== DIRECTIVE ==
Repeat all entries exactly.

== PROVIDED MATERIAL ==
--------------------------------

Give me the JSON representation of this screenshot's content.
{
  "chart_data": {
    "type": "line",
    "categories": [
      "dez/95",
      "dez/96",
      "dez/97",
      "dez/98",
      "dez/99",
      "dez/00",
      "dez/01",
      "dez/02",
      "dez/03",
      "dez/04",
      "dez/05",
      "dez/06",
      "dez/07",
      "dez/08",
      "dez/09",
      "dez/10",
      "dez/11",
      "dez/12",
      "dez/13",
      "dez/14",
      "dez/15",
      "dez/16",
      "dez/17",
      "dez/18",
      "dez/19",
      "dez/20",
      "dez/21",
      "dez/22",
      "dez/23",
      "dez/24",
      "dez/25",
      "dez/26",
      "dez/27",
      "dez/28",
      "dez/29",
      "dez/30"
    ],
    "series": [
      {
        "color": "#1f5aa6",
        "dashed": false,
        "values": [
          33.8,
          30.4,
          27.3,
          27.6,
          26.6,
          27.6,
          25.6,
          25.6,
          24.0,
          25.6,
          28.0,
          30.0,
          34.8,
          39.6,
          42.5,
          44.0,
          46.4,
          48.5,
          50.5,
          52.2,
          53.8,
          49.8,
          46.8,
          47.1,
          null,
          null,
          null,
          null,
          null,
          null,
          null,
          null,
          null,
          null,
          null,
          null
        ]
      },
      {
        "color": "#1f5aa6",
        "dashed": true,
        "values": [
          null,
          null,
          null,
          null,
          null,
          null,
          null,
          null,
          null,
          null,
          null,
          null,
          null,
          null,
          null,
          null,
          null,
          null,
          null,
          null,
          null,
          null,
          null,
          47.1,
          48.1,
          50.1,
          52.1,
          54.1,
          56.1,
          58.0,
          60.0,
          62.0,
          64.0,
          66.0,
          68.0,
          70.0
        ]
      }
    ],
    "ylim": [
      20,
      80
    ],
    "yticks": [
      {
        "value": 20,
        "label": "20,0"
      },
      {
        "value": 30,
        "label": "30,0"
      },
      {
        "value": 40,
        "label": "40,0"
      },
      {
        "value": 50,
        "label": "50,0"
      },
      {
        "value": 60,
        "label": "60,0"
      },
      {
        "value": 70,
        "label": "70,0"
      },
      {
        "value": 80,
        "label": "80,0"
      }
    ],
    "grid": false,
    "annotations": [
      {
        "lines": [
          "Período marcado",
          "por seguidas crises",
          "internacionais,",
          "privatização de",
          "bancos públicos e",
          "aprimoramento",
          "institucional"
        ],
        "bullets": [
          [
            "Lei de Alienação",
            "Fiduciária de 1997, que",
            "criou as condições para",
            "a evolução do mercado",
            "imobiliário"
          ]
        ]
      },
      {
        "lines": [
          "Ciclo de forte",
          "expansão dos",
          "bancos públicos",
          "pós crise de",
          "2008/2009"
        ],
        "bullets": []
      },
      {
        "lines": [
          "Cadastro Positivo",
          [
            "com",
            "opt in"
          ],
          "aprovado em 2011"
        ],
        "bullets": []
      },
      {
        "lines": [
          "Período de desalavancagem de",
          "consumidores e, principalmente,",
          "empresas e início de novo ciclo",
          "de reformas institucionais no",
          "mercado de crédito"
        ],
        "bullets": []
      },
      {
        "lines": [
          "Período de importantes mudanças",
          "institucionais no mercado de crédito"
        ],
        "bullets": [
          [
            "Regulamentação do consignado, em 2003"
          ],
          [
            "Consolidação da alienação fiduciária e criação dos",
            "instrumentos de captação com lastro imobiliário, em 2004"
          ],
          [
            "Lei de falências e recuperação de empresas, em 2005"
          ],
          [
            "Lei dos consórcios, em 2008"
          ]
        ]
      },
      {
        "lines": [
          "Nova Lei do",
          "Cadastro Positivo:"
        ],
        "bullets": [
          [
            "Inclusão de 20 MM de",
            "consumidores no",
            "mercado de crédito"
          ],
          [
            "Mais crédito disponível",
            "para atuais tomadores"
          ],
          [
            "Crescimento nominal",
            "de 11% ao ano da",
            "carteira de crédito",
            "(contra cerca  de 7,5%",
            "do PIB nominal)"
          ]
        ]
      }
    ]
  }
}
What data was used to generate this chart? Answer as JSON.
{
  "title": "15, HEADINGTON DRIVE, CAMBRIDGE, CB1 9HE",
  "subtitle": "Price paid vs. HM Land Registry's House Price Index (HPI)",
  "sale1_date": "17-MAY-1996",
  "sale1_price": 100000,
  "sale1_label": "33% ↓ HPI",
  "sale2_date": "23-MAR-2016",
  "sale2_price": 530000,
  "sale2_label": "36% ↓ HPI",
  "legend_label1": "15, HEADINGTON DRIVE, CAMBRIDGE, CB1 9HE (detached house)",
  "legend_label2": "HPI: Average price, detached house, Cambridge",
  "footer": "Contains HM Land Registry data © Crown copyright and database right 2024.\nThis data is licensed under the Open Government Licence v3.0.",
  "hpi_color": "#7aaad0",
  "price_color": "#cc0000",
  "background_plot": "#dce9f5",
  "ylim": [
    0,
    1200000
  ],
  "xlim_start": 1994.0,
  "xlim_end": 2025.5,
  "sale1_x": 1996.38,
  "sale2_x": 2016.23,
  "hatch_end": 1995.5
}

--------------------------------

== OUTPUT ==
Give me the JSON representation of this screenshot's content.
{
  "chart_data": {
    "type": "line",
    "categories": [
      "dez/95",
      "dez/96",
      "dez/97",
      "dez/98",
      "dez/99",
      "dez/00",
      "dez/01",
      "dez/02",
      "dez/03",
      "dez/04",
      "dez/05",
      "dez/06",
      "dez/07",
      "dez/08",
      "dez/09",
      "dez/10",
      "dez/11",
      "dez/12",
      "dez/13",
      "dez/14",
      "dez/15",
      "dez/16",
      "dez/17",
      "dez/18",
      "dez/19",
      "dez/20",
      "dez/21",
      "dez/22",
      "dez/23",
      "dez/24",
      "dez/25",
      "dez/26",
      "dez/27",
      "dez/28",
      "dez/29",
      "dez/30"
    ],
    "series": [
      {
        "color": "#1f5aa6",
        "dashed": false,
        "values": [
          33.8,
          30.4,
          27.3,
          27.6,
          26.6,
          27.6,
          25.6,
          25.6,
          24.0,
          25.6,
          28.0,
          30.0,
          34.8,
          39.6,
          42.5,
          44.0,
          46.4,
          48.5,
          50.5,
          52.2,
          53.8,
          49.8,
          46.8,
          47.1,
          null,
          null,
          null,
          null,
          null,
          null,
          null,
          null,
          null,
          null,
          null,
          null
        ]
      },
      {
        "color": "#1f5aa6",
        "dashed": true,
        "values": [
          null,
          null,
          null,
          null,
          null,
          null,
          null,
          null,
          null,
          null,
          null,
          null,
          null,
          null,
          null,
          null,
          null,
          null,
          null,
          null,
          null,
          null,
          null,
          47.1,
          48.1,
          50.1,
          52.1,
          54.1,
          56.1,
          58.0,
          60.0,
          62.0,
          64.0,
          66.0,
          68.0,
          70.0
        ]
      }
    ],
    "ylim": [
      20,
      80
    ],
    "yticks": [
      {
        "value": 20,
        "label": "20,0"
      },
      {
        "value": 30,
        "label": "30,0"
      },
      {
        "value": 40,
        "label": "40,0"
      },
      {
        "value": 50,
        "label": "50,0"
      },
      {
        "value": 60,
        "label": "60,0"
      },
      {
        "value": 70,
        "label": "70,0"
      },
      {
        "value": 80,
        "label": "80,0"
      }
    ],
    "grid": false,
    "annotations": [
      {
        "lines": [
          "Período marcado",
          "por seguidas crises",
          "internacionais,",
          "privatização de",
          "bancos públicos e",
          "aprimoramento",
          "institucional"
        ],
        "bullets": [
          [
            "Lei de Alienação",
            "Fiduciária de 1997, que",
            "criou as condições para",
            "a evolução do mercado",
            "imobiliário"
          ]
        ]
      },
      {
        "lines": [
          "Ciclo de forte",
          "expansão dos",
          "bancos públicos",
          "pós crise de",
          "2008/2009"
        ],
        "bullets": []
      },
      {
        "lines": [
          "Cadastro Positivo",
          [
            "com",
            "opt in"
          ],
          "aprovado em 2011"
        ],
        "bullets": []
      },
      {
        "lines": [
          "Período de desalavancagem de",
          "consumidores e, principalmente,",
          "empresas e início de novo ciclo",
          "de reformas institucionais no",
          "mercado de crédito"
        ],
        "bullets": []
      },
      {
        "lines": [
          "Período de importantes mudanças",
          "institucionais no mercado de crédito"
        ],
        "bullets": [
          [
            "Regulamentação do consignado, em 2003"
          ],
          [
            "Consolidação da alienação fiduciária e criação dos",
            "instrumentos de captação com lastro imobiliário, em 2004"
          ],
          [
            "Lei de falências e recuperação de empresas, em 2005"
          ],
          [
            "Lei dos consórcios, em 2008"
          ]
        ]
      },
      {
        "lines": [
          "Nova Lei do",
          "Cadastro Positivo:"
        ],
        "bullets": [
          [
            "Inclusão de 20 MM de",
            "consumidores no",
            "mercado de crédito"
          ],
          [
            "Mais crédito disponível",
            "para atuais tomadores"
          ],
          [
            "Crescimento nominal",
            "de 11% ao ano da",
            "carteira de crédito",
            "(contra cerca  de 7,5%",
            "do PIB nominal)"
          ]
        ]
      }
    ]
  }
}
What data was used to generate this chart? Answer as JSON.
{
  "title": "15, HEADINGTON DRIVE, CAMBRIDGE, CB1 9HE",
  "subtitle": "Price paid vs. HM Land Registry's House Price Index (HPI)",
  "sale1_date": "17-MAY-1996",
  "sale1_price": 100000,
  "sale1_label": "33% ↓ HPI",
  "sale2_date": "23-MAR-2016",
  "sale2_price": 530000,
  "sale2_label": "36% ↓ HPI",
  "legend_label1": "15, HEADINGTON DRIVE, CAMBRIDGE, CB1 9HE (detached house)",
  "legend_label2": "HPI: Average price, detached house, Cambridge",
  "footer": "Contains HM Land Registry data © Crown copyright and database right 2024.\nThis data is licensed under the Open Government Licence v3.0.",
  "hpi_color": "#7aaad0",
  "price_color": "#cc0000",
  "background_plot": "#dce9f5",
  "ylim": [
    0,
    1200000
  ],
  "xlim_start": 1994.0,
  "xlim_end": 2025.5,
  "sale1_x": 1996.38,
  "sale2_x": 2016.23,
  "hatch_end": 1995.5
}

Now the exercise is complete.